Aim: Transcribe all the records with complete accuracy.

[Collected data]
========
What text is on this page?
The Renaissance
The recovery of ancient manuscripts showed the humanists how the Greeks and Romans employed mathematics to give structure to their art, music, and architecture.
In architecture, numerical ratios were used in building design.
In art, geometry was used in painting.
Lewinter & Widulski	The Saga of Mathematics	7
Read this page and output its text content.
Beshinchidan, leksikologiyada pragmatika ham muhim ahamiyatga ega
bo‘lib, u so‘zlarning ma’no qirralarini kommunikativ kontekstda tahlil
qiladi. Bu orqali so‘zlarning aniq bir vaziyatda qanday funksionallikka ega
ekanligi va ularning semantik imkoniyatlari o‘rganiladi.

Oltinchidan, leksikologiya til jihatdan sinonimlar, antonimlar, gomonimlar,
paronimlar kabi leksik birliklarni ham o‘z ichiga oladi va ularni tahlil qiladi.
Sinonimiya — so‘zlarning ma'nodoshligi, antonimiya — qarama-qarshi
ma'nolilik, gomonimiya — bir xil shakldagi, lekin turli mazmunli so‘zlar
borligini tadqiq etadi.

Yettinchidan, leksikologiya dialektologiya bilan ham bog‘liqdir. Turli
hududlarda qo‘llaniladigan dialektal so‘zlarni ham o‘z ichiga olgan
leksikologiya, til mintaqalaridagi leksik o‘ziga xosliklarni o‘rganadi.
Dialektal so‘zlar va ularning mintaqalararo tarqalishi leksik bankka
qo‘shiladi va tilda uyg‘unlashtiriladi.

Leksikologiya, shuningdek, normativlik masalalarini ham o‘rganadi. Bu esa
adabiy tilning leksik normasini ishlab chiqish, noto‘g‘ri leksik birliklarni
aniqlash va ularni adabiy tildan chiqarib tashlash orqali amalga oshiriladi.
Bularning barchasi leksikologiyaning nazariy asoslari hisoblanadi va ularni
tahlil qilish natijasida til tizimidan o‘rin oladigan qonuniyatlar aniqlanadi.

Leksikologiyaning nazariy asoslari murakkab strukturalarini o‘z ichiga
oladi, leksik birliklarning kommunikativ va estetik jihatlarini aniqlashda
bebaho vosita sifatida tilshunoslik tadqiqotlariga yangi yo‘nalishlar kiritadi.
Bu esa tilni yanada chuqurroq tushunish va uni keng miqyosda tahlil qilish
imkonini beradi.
========
Exercise result:
What text is on this page?
The Renaissance
The recovery of ancient manuscripts showed the humanists how the Greeks and Romans employed mathematics to give structure to their art, music, and architecture.
In architecture, numerical ratios were used in building design.
In art, geometry was used in painting.
Lewinter & Widulski	The Saga of Mathematics	7
Read this page and output its text content.
Beshinchidan, leksikologiyada pragmatika ham muhim ahamiyatga ega
bo‘lib, u so‘zlarning ma’no qirralarini kommunikativ kontekstda tahlil
qiladi. Bu orqali so‘zlarning aniq bir vaziyatda qanday funksionallikka ega
ekanligi va ularning semantik imkoniyatlari o‘rganiladi.

Oltinchidan, leksikologiya til jihatdan sinonimlar, antonimlar, gomonimlar,
paronimlar kabi leksik birliklarni ham o‘z ichiga oladi va ularni tahlil qiladi.
Sinonimiya — so‘zlarning ma'nodoshligi, antonimiya — qarama-qarshi
ma'nolilik, gomonimiya — bir xil shakldagi, lekin turli mazmunli so‘zlar
borligini tadqiq etadi.

Yettinchidan, leksikologiya dialektologiya bilan ham bog‘liqdir. Turli
hududlarda qo‘llaniladigan dialektal so‘zlarni ham o‘z ichiga olgan
leksikologiya, til mintaqalaridagi leksik o‘ziga xosliklarni o‘rganadi.
Dialektal so‘zlar va ularning mintaqalararo tarqalishi leksik bankka
qo‘shiladi va tilda uyg‘unlashtiriladi.

Leksikologiya, shuningdek, normativlik masalalarini ham o‘rganadi. Bu esa
adabiy tilning leksik normasini ishlab chiqish, noto‘g‘ri leksik birliklarni
aniqlash va ularni adabiy tildan chiqarib tashlash orqali amalga oshiriladi.
Bularning barchasi leksikologiyaning nazariy asoslari hisoblanadi va ularni
tahlil qilish natijasida til tizimidan o‘rin oladigan qonuniyatlar aniqlanadi.

Leksikologiyaning nazariy asoslari murakkab strukturalarini o‘z ichiga
oladi, leksik birliklarning kommunikativ va estetik jihatlarini aniqlashda
bebaho vosita sifatida tilshunoslik tadqiqotlariga yangi yo‘nalishlar kiritadi.
Bu esa tilni yanada chuqurroq tushunish va uni keng miqyosda tahlil qilish
imkonini beradi.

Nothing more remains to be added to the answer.